(Written exercise) Repeat the records below exactly as they appear.
— START OF Task material —
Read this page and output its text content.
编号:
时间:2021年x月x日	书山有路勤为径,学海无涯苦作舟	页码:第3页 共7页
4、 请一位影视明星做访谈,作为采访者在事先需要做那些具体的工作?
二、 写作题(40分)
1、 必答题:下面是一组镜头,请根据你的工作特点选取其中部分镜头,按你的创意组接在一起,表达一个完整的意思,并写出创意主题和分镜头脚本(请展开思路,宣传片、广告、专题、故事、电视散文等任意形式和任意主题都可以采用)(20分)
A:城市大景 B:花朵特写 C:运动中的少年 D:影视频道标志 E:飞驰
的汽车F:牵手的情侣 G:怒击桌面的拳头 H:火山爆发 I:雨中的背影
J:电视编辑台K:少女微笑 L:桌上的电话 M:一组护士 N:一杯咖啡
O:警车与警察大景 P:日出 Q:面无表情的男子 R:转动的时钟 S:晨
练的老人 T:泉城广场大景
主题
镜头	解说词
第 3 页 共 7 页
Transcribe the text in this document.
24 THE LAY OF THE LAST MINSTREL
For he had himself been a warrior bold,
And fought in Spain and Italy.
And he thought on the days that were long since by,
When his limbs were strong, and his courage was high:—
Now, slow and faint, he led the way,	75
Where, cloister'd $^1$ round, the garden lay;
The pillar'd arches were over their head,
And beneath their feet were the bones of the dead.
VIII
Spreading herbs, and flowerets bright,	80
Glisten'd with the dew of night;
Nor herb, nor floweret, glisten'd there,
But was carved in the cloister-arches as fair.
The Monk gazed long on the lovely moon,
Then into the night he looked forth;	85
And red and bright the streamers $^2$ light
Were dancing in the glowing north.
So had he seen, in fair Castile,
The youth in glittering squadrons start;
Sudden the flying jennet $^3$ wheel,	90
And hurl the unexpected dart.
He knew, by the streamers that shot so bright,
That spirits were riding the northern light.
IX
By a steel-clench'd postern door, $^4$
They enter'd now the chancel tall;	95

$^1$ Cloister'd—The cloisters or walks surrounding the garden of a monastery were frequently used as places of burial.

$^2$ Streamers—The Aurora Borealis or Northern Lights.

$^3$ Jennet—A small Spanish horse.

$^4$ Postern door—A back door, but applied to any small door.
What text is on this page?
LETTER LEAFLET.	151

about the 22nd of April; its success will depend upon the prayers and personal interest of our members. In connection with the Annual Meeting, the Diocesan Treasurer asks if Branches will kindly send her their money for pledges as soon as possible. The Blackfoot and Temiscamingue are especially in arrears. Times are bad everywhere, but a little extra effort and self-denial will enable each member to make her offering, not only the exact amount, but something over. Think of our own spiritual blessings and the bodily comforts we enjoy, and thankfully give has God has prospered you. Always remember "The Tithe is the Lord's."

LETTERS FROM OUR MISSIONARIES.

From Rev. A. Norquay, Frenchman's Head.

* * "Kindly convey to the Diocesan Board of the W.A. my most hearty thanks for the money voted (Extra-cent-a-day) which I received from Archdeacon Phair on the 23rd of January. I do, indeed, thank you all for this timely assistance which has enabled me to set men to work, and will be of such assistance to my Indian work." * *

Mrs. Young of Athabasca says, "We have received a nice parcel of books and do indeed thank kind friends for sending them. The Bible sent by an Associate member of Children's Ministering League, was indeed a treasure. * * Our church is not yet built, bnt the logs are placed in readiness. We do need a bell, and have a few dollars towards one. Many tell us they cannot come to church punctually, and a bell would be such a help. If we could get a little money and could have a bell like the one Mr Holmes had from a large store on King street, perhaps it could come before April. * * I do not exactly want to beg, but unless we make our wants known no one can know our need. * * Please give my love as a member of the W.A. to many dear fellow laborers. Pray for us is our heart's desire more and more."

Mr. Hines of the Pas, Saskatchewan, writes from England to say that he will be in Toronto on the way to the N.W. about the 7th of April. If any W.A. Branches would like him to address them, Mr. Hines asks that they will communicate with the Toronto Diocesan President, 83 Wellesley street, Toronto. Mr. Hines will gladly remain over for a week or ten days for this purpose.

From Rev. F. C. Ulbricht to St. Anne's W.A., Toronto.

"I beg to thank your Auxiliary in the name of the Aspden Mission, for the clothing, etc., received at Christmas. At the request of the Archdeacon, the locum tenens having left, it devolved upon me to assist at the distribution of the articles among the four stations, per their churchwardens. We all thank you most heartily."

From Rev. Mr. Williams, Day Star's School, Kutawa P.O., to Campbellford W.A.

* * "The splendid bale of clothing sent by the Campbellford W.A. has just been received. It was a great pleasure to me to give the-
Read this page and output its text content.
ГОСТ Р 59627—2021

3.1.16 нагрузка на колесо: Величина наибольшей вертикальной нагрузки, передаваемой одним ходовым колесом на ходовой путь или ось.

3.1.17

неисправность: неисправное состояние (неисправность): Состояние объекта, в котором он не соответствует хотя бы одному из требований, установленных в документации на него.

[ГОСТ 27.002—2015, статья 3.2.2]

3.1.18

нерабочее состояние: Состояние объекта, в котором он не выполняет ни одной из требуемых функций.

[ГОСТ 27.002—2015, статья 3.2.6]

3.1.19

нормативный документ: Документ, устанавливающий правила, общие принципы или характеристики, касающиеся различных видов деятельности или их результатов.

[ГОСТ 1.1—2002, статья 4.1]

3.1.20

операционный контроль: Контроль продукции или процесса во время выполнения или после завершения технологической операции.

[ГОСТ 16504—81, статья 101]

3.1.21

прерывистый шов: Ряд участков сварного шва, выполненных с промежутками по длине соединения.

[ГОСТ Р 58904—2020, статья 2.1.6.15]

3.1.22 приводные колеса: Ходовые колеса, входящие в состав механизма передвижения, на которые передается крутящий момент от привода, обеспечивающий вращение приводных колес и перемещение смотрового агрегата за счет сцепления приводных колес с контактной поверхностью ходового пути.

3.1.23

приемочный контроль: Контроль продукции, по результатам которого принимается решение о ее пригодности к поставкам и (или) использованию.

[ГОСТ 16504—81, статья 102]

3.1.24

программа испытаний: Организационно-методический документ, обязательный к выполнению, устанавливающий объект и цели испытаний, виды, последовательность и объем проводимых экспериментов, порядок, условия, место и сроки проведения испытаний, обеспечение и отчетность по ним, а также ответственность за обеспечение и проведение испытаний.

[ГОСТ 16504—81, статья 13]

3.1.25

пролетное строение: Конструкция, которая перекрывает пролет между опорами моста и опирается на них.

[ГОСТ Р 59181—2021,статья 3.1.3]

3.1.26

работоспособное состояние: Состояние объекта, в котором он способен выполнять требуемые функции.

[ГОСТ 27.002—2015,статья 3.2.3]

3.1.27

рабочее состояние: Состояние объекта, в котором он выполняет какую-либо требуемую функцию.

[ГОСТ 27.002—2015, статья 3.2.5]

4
— END OF Task material —
(Solution to this problem)
Read this page and output its text content.
编号:
时间:2021年x月x日	书山有路勤为径,学海无涯苦作舟	页码:第3页 共7页
4、 请一位影视明星做访谈,作为采访者在事先需要做那些具体的工作?
二、 写作题(40分)
1、 必答题:下面是一组镜头,请根据你的工作特点选取其中部分镜头,按你的创意组接在一起,表达一个完整的意思,并写出创意主题和分镜头脚本(请展开思路,宣传片、广告、专题、故事、电视散文等任意形式和任意主题都可以采用)(20分)
A:城市大景 B:花朵特写 C:运动中的少年 D:影视频道标志 E:飞驰
的汽车F:牵手的情侣 G:怒击桌面的拳头 H:火山爆发 I:雨中的背影
J:电视编辑台K:少女微笑 L:桌上的电话 M:一组护士 N:一杯咖啡
O:警车与警察大景 P:日出 Q:面无表情的男子 R:转动的时钟 S:晨
练的老人 T:泉城广场大景
主题
镜头	解说词
第 3 页 共 7 页
Transcribe the text in this document.
24 THE LAY OF THE LAST MINSTREL
For he had himself been a warrior bold,
And fought in Spain and Italy.
And he thought on the days that were long since by,
When his limbs were strong, and his courage was high:—
Now, slow and faint, he led the way,	75
Where, cloister'd $^1$ round, the garden lay;
The pillar'd arches were over their head,
And beneath their feet were the bones of the dead.
VIII
Spreading herbs, and flowerets bright,	80
Glisten'd with the dew of night;
Nor herb, nor floweret, glisten'd there,
But was carved in the cloister-arches as fair.
The Monk gazed long on the lovely moon,
Then into the night he looked forth;	85
And red and bright the streamers $^2$ light
Were dancing in the glowing north.
So had he seen, in fair Castile,
The youth in glittering squadrons start;
Sudden the flying jennet $^3$ wheel,	90
And hurl the unexpected dart.
He knew, by the streamers that shot so bright,
That spirits were riding the northern light.
IX
By a steel-clench'd postern door, $^4$
They enter'd now the chancel tall;	95

$^1$ Cloister'd—The cloisters or walks surrounding the garden of a monastery were frequently used as places of burial.

$^2$ Streamers—The Aurora Borealis or Northern Lights.

$^3$ Jennet—A small Spanish horse.

$^4$ Postern door—A back door, but applied to any small door.
What text is on this page?
LETTER LEAFLET.	151

about the 22nd of April; its success will depend upon the prayers and personal interest of our members. In connection with the Annual Meeting, the Diocesan Treasurer asks if Branches will kindly send her their money for pledges as soon as possible. The Blackfoot and Temiscamingue are especially in arrears. Times are bad everywhere, but a little extra effort and self-denial will enable each member to make her offering, not only the exact amount, but something over. Think of our own spiritual blessings and the bodily comforts we enjoy, and thankfully give has God has prospered you. Always remember "The Tithe is the Lord's."

LETTERS FROM OUR MISSIONARIES.

From Rev. A. Norquay, Frenchman's Head.

* * "Kindly convey to the Diocesan Board of the W.A. my most hearty thanks for the money voted (Extra-cent-a-day) which I received from Archdeacon Phair on the 23rd of January. I do, indeed, thank you all for this timely assistance which has enabled me to set men to work, and will be of such assistance to my Indian work." * *

Mrs. Young of Athabasca says, "We have received a nice parcel of books and do indeed thank kind friends for sending them. The Bible sent by an Associate member of Children's Ministering League, was indeed a treasure. * * Our church is not yet built, bnt the logs are placed in readiness. We do need a bell, and have a few dollars towards one. Many tell us they cannot come to church punctually, and a bell would be such a help. If we could get a little money and could have a bell like the one Mr Holmes had from a large store on King street, perhaps it could come before April. * * I do not exactly want to beg, but unless we make our wants known no one can know our need. * * Please give my love as a member of the W.A. to many dear fellow laborers. Pray for us is our heart's desire more and more."

Mr. Hines of the Pas, Saskatchewan, writes from England to say that he will be in Toronto on the way to the N.W. about the 7th of April. If any W.A. Branches would like him to address them, Mr. Hines asks that they will communicate with the Toronto Diocesan President, 83 Wellesley street, Toronto. Mr. Hines will gladly remain over for a week or ten days for this purpose.

From Rev. F. C. Ulbricht to St. Anne's W.A., Toronto.

"I beg to thank your Auxiliary in the name of the Aspden Mission, for the clothing, etc., received at Christmas. At the request of the Archdeacon, the locum tenens having left, it devolved upon me to assist at the distribution of the articles among the four stations, per their churchwardens. We all thank you most heartily."

From Rev. Mr. Williams, Day Star's School, Kutawa P.O., to Campbellford W.A.

* * "The splendid bale of clothing sent by the Campbellford W.A. has just been received. It was a great pleasure to me to give the-
Read this page and output its text content.
ГОСТ Р 59627—2021

3.1.16 нагрузка на колесо: Величина наибольшей вертикальной нагрузки, передаваемой одним ходовым колесом на ходовой путь или ось.

3.1.17

неисправность: неисправное состояние (неисправность): Состояние объекта, в котором он не соответствует хотя бы одному из требований, установленных в документации на него.

[ГОСТ 27.002—2015, статья 3.2.2]

3.1.18

нерабочее состояние: Состояние объекта, в котором он не выполняет ни одной из требуемых функций.

[ГОСТ 27.002—2015, статья 3.2.6]

3.1.19

нормативный документ: Документ, устанавливающий правила, общие принципы или характеристики, касающиеся различных видов деятельности или их результатов.

[ГОСТ 1.1—2002, статья 4.1]

3.1.20

операционный контроль: Контроль продукции или процесса во время выполнения или после завершения технологической операции.

[ГОСТ 16504—81, статья 101]

3.1.21

прерывистый шов: Ряд участков сварного шва, выполненных с промежутками по длине соединения.

[ГОСТ Р 58904—2020, статья 2.1.6.15]

3.1.22 приводные колеса: Ходовые колеса, входящие в состав механизма передвижения, на которые передается крутящий момент от привода, обеспечивающий вращение приводных колес и перемещение смотрового агрегата за счет сцепления приводных колес с контактной поверхностью ходового пути.

3.1.23

приемочный контроль: Контроль продукции, по результатам которого принимается решение о ее пригодности к поставкам и (или) использованию.

[ГОСТ 16504—81, статья 102]

3.1.24

программа испытаний: Организационно-методический документ, обязательный к выполнению, устанавливающий объект и цели испытаний, виды, последовательность и объем проводимых экспериментов, порядок, условия, место и сроки проведения испытаний, обеспечение и отчетность по ним, а также ответственность за обеспечение и проведение испытаний.

[ГОСТ 16504—81, статья 13]

3.1.25

пролетное строение: Конструкция, которая перекрывает пролет между опорами моста и опирается на них.

[ГОСТ Р 59181—2021,статья 3.1.3]

3.1.26

работоспособное состояние: Состояние объекта, в котором он способен выполнять требуемые функции.

[ГОСТ 27.002—2015,статья 3.2.3]

3.1.27

рабочее состояние: Состояние объекта, в котором он выполняет какую-либо требуемую функцию.

[ГОСТ 27.002—2015, статья 3.2.5]

4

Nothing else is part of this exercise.